EXERCISE REQUIREMENTS: Can you print every record below exactly as written?

Items from a figure collection:
§ §
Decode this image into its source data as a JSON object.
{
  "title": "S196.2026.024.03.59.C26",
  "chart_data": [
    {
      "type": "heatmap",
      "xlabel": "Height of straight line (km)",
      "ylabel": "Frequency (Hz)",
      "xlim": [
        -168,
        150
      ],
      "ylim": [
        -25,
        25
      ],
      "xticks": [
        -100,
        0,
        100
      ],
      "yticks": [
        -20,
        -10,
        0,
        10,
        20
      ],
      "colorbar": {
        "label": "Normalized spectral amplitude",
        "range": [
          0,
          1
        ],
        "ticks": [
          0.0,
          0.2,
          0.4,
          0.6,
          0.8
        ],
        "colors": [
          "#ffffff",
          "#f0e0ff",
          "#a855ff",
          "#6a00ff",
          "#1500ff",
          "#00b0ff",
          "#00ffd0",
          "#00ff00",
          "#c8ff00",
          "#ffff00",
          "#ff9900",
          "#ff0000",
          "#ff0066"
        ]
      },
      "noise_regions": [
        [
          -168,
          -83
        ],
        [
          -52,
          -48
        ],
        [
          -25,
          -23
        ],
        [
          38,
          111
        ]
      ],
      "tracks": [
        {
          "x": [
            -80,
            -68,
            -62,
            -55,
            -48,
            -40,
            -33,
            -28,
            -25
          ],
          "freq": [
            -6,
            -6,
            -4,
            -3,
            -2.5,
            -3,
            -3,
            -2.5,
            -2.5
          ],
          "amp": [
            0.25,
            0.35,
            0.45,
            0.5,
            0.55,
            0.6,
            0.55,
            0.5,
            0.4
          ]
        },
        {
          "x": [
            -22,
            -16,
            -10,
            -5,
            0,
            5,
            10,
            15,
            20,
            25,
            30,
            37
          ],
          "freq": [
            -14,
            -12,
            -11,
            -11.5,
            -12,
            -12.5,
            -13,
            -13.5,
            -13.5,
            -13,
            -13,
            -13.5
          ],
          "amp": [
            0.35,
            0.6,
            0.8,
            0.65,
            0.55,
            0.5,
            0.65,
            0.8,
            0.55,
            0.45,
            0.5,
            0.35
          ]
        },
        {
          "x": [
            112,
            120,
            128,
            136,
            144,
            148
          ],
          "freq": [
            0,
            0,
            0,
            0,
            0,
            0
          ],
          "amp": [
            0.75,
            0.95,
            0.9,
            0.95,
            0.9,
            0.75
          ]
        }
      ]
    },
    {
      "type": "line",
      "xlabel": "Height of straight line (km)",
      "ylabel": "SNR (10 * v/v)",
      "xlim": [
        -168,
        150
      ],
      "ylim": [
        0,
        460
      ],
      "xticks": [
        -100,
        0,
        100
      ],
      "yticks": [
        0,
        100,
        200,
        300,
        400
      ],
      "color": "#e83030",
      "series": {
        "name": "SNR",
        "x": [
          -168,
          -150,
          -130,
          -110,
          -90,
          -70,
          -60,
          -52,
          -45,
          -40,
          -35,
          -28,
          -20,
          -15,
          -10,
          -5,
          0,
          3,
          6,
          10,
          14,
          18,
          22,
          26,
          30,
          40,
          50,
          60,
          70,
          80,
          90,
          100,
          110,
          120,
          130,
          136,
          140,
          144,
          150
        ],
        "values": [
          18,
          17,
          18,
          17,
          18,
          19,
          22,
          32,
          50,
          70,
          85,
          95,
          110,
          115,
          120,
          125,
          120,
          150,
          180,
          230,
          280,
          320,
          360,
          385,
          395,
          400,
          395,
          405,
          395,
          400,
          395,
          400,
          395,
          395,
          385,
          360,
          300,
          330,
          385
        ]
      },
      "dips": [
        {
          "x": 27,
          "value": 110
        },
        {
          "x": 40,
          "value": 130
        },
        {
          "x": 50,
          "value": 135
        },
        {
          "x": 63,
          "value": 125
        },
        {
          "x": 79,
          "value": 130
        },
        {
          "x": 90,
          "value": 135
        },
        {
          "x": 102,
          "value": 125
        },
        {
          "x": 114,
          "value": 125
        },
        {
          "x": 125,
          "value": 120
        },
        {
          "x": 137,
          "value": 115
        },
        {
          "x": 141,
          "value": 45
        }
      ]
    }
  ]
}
§ §
SOLUTION:
Decode this image into its source data as a JSON object.
{
  "title": "S196.2026.024.03.59.C26",
  "chart_data": [
    {
      "type": "heatmap",
      "xlabel": "Height of straight line (km)",
      "ylabel": "Frequency (Hz)",
      "xlim": [
        -168,
        150
      ],
      "ylim": [
        -25,
        25
      ],
      "xticks": [
        -100,
        0,
        100
      ],
      "yticks": [
        -20,
        -10,
        0,
        10,
        20
      ],
      "colorbar": {
        "label": "Normalized spectral amplitude",
        "range": [
          0,
          1
        ],
        "ticks": [
          0.0,
          0.2,
          0.4,
          0.6,
          0.8
        ],
        "colors": [
          "#ffffff",
          "#f0e0ff",
          "#a855ff",
          "#6a00ff",
          "#1500ff",
          "#00b0ff",
          "#00ffd0",
          "#00ff00",
          "#c8ff00",
          "#ffff00",
          "#ff9900",
          "#ff0000",
          "#ff0066"
        ]
      },
      "noise_regions": [
        [
          -168,
          -83
        ],
        [
          -52,
          -48
        ],
        [
          -25,
          -23
        ],
        [
          38,
          111
        ]
      ],
      "tracks": [
        {
          "x": [
            -80,
            -68,
            -62,
            -55,
            -48,
            -40,
            -33,
            -28,
            -25
          ],
          "freq": [
            -6,
            -6,
            -4,
            -3,
            -2.5,
            -3,
            -3,
            -2.5,
            -2.5
          ],
          "amp": [
            0.25,
            0.35,
            0.45,
            0.5,
            0.55,
            0.6,
            0.55,
            0.5,
            0.4
          ]
        },
        {
          "x": [
            -22,
            -16,
            -10,
            -5,
            0,
            5,
            10,
            15,
            20,
            25,
            30,
            37
          ],
          "freq": [
            -14,
            -12,
            -11,
            -11.5,
            -12,
            -12.5,
            -13,
            -13.5,
            -13.5,
            -13,
            -13,
            -13.5
          ],
          "amp": [
            0.35,
            0.6,
            0.8,
            0.65,
            0.55,
            0.5,
            0.65,
            0.8,
            0.55,
            0.45,
            0.5,
            0.35
          ]
        },
        {
          "x": [
            112,
            120,
            128,
            136,
            144,
            148
          ],
          "freq": [
            0,
            0,
            0,
            0,
            0,
            0
          ],
          "amp": [
            0.75,
            0.95,
            0.9,
            0.95,
            0.9,
            0.75
          ]
        }
      ]
    },
    {
      "type": "line",
      "xlabel": "Height of straight line (km)",
      "ylabel": "SNR (10 * v/v)",
      "xlim": [
        -168,
        150
      ],
      "ylim": [
        0,
        460
      ],
      "xticks": [
        -100,
        0,
        100
      ],
      "yticks": [
        0,
        100,
        200,
        300,
        400
      ],
      "color": "#e83030",
      "series": {
        "name": "SNR",
        "x": [
          -168,
          -150,
          -130,
          -110,
          -90,
          -70,
          -60,
          -52,
          -45,
          -40,
          -35,
          -28,
          -20,
          -15,
          -10,
          -5,
          0,
          3,
          6,
          10,
          14,
          18,
          22,
          26,
          30,
          40,
          50,
          60,
          70,
          80,
          90,
          100,
          110,
          120,
          130,
          136,
          140,
          144,
          150
        ],
        "values": [
          18,
          17,
          18,
          17,
          18,
          19,
          22,
          32,
          50,
          70,
          85,
          95,
          110,
          115,
          120,
          125,
          120,
          150,
          180,
          230,
          280,
          320,
          360,
          385,
          395,
          400,
          395,
          405,
          395,
          400,
          395,
          400,
          395,
          395,
          385,
          360,
          300,
          330,
          385
        ]
      },
      "dips": [
        {
          "x": 27,
          "value": 110
        },
        {
          "x": 40,
          "value": 130
        },
        {
          "x": 50,
          "value": 135
        },
        {
          "x": 63,
          "value": 125
        },
        {
          "x": 79,
          "value": 130
        },
        {
          "x": 90,
          "value": 135
        },
        {
          "x": 102,
          "value": 125
        },
        {
          "x": 114,
          "value": 125
        },
        {
          "x": 125,
          "value": 120
        },
        {
          "x": 137,
          "value": 115
        },
        {
          "x": 141,
          "value": 45
        }
      ]
    }
  ]
}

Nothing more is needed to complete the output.